▸ **WHAT YOU NEED TO DO**
Report the number of lines containing "name", with no other words.

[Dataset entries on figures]
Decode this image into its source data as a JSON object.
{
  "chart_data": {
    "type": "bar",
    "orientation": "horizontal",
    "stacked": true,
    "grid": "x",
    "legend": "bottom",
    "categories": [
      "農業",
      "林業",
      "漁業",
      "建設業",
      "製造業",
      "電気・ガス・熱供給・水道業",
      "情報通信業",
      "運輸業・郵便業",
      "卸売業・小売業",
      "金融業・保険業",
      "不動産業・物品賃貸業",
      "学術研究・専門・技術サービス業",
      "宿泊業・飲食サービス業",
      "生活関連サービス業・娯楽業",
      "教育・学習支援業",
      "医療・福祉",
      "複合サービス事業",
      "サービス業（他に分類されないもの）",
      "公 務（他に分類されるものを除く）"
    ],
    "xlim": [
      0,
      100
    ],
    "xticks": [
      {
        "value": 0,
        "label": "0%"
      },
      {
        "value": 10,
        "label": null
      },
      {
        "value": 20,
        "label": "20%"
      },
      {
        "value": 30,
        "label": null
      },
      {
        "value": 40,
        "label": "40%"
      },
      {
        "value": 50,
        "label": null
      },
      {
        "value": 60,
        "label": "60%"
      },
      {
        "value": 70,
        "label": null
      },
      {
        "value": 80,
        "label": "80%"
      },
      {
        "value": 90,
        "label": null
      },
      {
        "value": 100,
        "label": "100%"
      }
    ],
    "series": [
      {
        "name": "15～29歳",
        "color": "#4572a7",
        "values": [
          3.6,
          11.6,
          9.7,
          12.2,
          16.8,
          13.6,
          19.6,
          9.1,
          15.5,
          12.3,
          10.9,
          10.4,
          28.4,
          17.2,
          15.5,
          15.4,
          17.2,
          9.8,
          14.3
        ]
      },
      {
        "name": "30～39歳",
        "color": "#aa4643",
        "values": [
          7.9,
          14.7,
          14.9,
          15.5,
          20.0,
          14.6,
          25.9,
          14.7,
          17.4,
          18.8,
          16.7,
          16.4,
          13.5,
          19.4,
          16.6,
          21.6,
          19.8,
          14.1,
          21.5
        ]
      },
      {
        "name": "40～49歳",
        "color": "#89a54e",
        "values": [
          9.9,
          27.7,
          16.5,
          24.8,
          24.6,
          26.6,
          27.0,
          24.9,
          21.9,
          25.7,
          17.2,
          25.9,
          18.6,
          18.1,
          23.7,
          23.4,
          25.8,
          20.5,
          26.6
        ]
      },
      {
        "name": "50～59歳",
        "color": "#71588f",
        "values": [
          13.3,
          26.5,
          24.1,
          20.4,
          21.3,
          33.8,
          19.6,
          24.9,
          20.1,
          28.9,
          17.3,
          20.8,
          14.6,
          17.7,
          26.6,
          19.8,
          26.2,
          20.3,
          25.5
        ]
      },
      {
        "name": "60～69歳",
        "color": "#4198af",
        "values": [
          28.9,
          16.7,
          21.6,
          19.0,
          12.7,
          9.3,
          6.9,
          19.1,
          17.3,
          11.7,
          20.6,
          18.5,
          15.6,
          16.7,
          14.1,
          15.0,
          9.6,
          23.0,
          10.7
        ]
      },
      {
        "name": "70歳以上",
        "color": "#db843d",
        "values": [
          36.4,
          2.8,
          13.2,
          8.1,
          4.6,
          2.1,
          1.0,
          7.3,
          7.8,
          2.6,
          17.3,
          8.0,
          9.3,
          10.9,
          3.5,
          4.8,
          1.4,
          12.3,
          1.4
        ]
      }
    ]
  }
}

▸ **WRITTEN SOLUTION**
6